What you should do
Retype the whole listing below, character for character.
-- Start Supplied material --
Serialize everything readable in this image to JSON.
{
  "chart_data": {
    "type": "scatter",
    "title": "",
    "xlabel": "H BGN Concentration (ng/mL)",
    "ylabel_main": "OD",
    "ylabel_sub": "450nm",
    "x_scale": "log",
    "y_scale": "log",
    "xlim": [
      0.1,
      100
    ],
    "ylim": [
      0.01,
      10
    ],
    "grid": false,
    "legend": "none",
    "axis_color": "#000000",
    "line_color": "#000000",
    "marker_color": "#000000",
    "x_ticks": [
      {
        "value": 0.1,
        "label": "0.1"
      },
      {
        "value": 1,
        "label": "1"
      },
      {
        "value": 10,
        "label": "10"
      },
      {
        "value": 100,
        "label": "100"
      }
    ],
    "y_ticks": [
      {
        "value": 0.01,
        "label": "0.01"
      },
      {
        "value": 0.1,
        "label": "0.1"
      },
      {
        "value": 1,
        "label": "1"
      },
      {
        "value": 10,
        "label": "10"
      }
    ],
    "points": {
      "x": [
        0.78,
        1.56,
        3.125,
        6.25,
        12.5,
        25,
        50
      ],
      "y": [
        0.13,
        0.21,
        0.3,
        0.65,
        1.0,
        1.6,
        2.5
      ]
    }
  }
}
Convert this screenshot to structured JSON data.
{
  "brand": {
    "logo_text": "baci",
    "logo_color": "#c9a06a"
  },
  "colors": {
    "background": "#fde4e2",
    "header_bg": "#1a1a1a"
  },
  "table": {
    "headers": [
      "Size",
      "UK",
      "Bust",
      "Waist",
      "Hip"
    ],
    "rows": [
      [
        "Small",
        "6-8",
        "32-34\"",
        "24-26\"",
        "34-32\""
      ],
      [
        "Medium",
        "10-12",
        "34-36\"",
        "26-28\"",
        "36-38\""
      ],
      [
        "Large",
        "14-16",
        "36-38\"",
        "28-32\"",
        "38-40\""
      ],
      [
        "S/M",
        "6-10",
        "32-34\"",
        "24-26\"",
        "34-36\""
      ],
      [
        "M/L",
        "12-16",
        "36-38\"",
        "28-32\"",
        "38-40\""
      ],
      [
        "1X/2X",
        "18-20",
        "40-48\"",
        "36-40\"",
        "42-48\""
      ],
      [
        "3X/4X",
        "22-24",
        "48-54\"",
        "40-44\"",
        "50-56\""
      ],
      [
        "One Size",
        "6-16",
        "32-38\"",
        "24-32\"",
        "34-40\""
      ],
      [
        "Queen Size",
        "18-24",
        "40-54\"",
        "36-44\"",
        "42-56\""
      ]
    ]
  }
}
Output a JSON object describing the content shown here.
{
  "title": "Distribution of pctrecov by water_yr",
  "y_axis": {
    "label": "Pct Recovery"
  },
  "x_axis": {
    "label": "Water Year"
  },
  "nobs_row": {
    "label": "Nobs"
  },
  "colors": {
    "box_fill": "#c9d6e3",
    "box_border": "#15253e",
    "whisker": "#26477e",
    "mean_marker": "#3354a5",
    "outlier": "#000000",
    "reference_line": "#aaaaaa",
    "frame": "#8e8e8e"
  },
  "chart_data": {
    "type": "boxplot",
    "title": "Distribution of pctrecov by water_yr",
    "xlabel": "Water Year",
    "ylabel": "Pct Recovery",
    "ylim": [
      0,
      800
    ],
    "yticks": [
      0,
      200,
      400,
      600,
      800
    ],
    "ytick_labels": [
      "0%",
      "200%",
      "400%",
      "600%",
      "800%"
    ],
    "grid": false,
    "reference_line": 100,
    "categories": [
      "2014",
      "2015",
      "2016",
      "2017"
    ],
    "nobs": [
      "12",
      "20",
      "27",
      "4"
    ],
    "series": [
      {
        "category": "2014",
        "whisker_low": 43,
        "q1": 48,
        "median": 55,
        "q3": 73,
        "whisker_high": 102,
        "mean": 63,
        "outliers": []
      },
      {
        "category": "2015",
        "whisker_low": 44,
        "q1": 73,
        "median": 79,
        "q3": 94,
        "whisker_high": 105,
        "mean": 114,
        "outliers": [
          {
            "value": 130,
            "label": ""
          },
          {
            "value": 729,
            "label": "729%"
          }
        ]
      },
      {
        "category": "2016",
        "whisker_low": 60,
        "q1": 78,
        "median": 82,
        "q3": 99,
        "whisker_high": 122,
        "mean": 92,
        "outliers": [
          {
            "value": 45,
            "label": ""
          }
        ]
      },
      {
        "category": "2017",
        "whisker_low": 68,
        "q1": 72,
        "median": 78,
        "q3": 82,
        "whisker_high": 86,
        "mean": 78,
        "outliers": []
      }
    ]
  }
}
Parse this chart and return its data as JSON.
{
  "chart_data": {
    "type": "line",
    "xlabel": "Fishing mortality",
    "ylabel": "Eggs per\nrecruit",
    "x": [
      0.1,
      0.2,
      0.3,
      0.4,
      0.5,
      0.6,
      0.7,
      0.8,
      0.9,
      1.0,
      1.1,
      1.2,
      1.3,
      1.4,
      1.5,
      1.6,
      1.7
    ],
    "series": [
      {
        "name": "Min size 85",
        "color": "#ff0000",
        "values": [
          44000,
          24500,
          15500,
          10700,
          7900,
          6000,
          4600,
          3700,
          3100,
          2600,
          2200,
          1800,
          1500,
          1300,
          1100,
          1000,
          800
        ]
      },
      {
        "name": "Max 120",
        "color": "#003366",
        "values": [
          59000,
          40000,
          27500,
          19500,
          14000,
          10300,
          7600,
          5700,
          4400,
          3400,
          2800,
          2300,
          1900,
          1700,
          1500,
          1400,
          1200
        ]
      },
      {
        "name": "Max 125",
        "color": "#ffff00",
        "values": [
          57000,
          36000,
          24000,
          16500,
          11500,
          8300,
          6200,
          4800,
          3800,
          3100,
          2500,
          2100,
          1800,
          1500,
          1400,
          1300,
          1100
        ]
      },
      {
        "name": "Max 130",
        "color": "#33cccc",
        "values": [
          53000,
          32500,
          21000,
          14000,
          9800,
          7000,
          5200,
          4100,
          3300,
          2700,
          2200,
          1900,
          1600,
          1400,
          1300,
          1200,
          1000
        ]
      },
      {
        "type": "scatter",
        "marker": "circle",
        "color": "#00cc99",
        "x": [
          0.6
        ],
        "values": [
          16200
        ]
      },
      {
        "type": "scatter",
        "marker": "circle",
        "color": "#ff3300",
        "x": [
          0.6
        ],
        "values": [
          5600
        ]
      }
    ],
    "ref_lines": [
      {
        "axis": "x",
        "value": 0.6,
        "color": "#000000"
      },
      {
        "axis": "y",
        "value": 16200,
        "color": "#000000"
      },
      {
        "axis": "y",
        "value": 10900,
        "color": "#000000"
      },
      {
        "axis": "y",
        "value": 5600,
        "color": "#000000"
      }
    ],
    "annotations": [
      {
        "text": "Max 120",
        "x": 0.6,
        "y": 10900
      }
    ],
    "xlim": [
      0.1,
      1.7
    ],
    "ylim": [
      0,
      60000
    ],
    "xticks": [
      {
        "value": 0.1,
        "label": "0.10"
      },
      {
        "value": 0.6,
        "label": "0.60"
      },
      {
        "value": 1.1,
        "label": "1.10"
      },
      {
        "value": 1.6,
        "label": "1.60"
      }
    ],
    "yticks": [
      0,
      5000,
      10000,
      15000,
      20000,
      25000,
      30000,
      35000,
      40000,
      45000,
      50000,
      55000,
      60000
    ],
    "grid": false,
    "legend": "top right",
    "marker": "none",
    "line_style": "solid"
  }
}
-- End Supplied material --
Answer to this problem
Serialize everything readable in this image to JSON.
{
  "chart_data": {
    "type": "scatter",
    "title": "",
    "xlabel": "H BGN Concentration (ng/mL)",
    "ylabel_main": "OD",
    "ylabel_sub": "450nm",
    "x_scale": "log",
    "y_scale": "log",
    "xlim": [
      0.1,
      100
    ],
    "ylim": [
      0.01,
      10
    ],
    "grid": false,
    "legend": "none",
    "axis_color": "#000000",
    "line_color": "#000000",
    "marker_color": "#000000",
    "x_ticks": [
      {
        "value": 0.1,
        "label": "0.1"
      },
      {
        "value": 1,
        "label": "1"
      },
      {
        "value": 10,
        "label": "10"
      },
      {
        "value": 100,
        "label": "100"
      }
    ],
    "y_ticks": [
      {
        "value": 0.01,
        "label": "0.01"
      },
      {
        "value": 0.1,
        "label": "0.1"
      },
      {
        "value": 1,
        "label": "1"
      },
      {
        "value": 10,
        "label": "10"
      }
    ],
    "points": {
      "x": [
        0.78,
        1.56,
        3.125,
        6.25,
        12.5,
        25,
        50
      ],
      "y": [
        0.13,
        0.21,
        0.3,
        0.65,
        1.0,
        1.6,
        2.5
      ]
    }
  }
}
Convert this screenshot to structured JSON data.
{
  "brand": {
    "logo_text": "baci",
    "logo_color": "#c9a06a"
  },
  "colors": {
    "background": "#fde4e2",
    "header_bg": "#1a1a1a"
  },
  "table": {
    "headers": [
      "Size",
      "UK",
      "Bust",
      "Waist",
      "Hip"
    ],
    "rows": [
      [
        "Small",
        "6-8",
        "32-34\"",
        "24-26\"",
        "34-32\""
      ],
      [
        "Medium",
        "10-12",
        "34-36\"",
        "26-28\"",
        "36-38\""
      ],
      [
        "Large",
        "14-16",
        "36-38\"",
        "28-32\"",
        "38-40\""
      ],
      [
        "S/M",
        "6-10",
        "32-34\"",
        "24-26\"",
        "34-36\""
      ],
      [
        "M/L",
        "12-16",
        "36-38\"",
        "28-32\"",
        "38-40\""
      ],
      [
        "1X/2X",
        "18-20",
        "40-48\"",
        "36-40\"",
        "42-48\""
      ],
      [
        "3X/4X",
        "22-24",
        "48-54\"",
        "40-44\"",
        "50-56\""
      ],
      [
        "One Size",
        "6-16",
        "32-38\"",
        "24-32\"",
        "34-40\""
      ],
      [
        "Queen Size",
        "18-24",
        "40-54\"",
        "36-44\"",
        "42-56\""
      ]
    ]
  }
}
Output a JSON object describing the content shown here.
{
  "title": "Distribution of pctrecov by water_yr",
  "y_axis": {
    "label": "Pct Recovery"
  },
  "x_axis": {
    "label": "Water Year"
  },
  "nobs_row": {
    "label": "Nobs"
  },
  "colors": {
    "box_fill": "#c9d6e3",
    "box_border": "#15253e",
    "whisker": "#26477e",
    "mean_marker": "#3354a5",
    "outlier": "#000000",
    "reference_line": "#aaaaaa",
    "frame": "#8e8e8e"
  },
  "chart_data": {
    "type": "boxplot",
    "title": "Distribution of pctrecov by water_yr",
    "xlabel": "Water Year",
    "ylabel": "Pct Recovery",
    "ylim": [
      0,
      800
    ],
    "yticks": [
      0,
      200,
      400,
      600,
      800
    ],
    "ytick_labels": [
      "0%",
      "200%",
      "400%",
      "600%",
      "800%"
    ],
    "grid": false,
    "reference_line": 100,
    "categories": [
      "2014",
      "2015",
      "2016",
      "2017"
    ],
    "nobs": [
      "12",
      "20",
      "27",
      "4"
    ],
    "series": [
      {
        "category": "2014",
        "whisker_low": 43,
        "q1": 48,
        "median": 55,
        "q3": 73,
        "whisker_high": 102,
        "mean": 63,
        "outliers": []
      },
      {
        "category": "2015",
        "whisker_low": 44,
        "q1": 73,
        "median": 79,
        "q3": 94,
        "whisker_high": 105,
        "mean": 114,
        "outliers": [
          {
            "value": 130,
            "label": ""
          },
          {
            "value": 729,
            "label": "729%"
          }
        ]
      },
      {
        "category": "2016",
        "whisker_low": 60,
        "q1": 78,
        "median": 82,
        "q3": 99,
        "whisker_high": 122,
        "mean": 92,
        "outliers": [
          {
            "value": 45,
            "label": ""
          }
        ]
      },
      {
        "category": "2017",
        "whisker_low": 68,
        "q1": 72,
        "median": 78,
        "q3": 82,
        "whisker_high": 86,
        "mean": 78,
        "outliers": []
      }
    ]
  }
}
Parse this chart and return its data as JSON.
{
  "chart_data": {
    "type": "line",
    "xlabel": "Fishing mortality",
    "ylabel": "Eggs per\nrecruit",
    "x": [
      0.1,
      0.2,
      0.3,
      0.4,
      0.5,
      0.6,
      0.7,
      0.8,
      0.9,
      1.0,
      1.1,
      1.2,
      1.3,
      1.4,
      1.5,
      1.6,
      1.7
    ],
    "series": [
      {
        "name": "Min size 85",
        "color": "#ff0000",
        "values": [
          44000,
          24500,
          15500,
          10700,
          7900,
          6000,
          4600,
          3700,
          3100,
          2600,
          2200,
          1800,
          1500,
          1300,
          1100,
          1000,
          800
        ]
      },
      {
        "name": "Max 120",
        "color": "#003366",
        "values": [
          59000,
          40000,
          27500,
          19500,
          14000,
          10300,
          7600,
          5700,
          4400,
          3400,
          2800,
          2300,
          1900,
          1700,
          1500,
          1400,
          1200
        ]
      },
      {
        "name": "Max 125",
        "color": "#ffff00",
        "values": [
          57000,
          36000,
          24000,
          16500,
          11500,
          8300,
          6200,
          4800,
          3800,
          3100,
          2500,
          2100,
          1800,
          1500,
          1400,
          1300,
          1100
        ]
      },
      {
        "name": "Max 130",
        "color": "#33cccc",
        "values": [
          53000,
          32500,
          21000,
          14000,
          9800,
          7000,
          5200,
          4100,
          3300,
          2700,
          2200,
          1900,
          1600,
          1400,
          1300,
          1200,
          1000
        ]
      },
      {
        "type": "scatter",
        "marker": "circle",
        "color": "#00cc99",
        "x": [
          0.6
        ],
        "values": [
          16200
        ]
      },
      {
        "type": "scatter",
        "marker": "circle",
        "color": "#ff3300",
        "x": [
          0.6
        ],
        "values": [
          5600
        ]
      }
    ],
    "ref_lines": [
      {
        "axis": "x",
        "value": 0.6,
        "color": "#000000"
      },
      {
        "axis": "y",
        "value": 16200,
        "color": "#000000"
      },
      {
        "axis": "y",
        "value": 10900,
        "color": "#000000"
      },
      {
        "axis": "y",
        "value": 5600,
        "color": "#000000"
      }
    ],
    "annotations": [
      {
        "text": "Max 120",
        "x": 0.6,
        "y": 10900
      }
    ],
    "xlim": [
      0.1,
      1.7
    ],
    "ylim": [
      0,
      60000
    ],
    "xticks": [
      {
        "value": 0.1,
        "label": "0.10"
      },
      {
        "value": 0.6,
        "label": "0.60"
      },
      {
        "value": 1.1,
        "label": "1.10"
      },
      {
        "value": 1.6,
        "label": "1.60"
      }
    ],
    "yticks": [
      0,
      5000,
      10000,
      15000,
      20000,
      25000,
      30000,
      35000,
      40000,
      45000,
      50000,
      55000,
      60000
    ],
    "grid": false,
    "legend": "top right",
    "marker": "none",
    "line_style": "solid"
  }
}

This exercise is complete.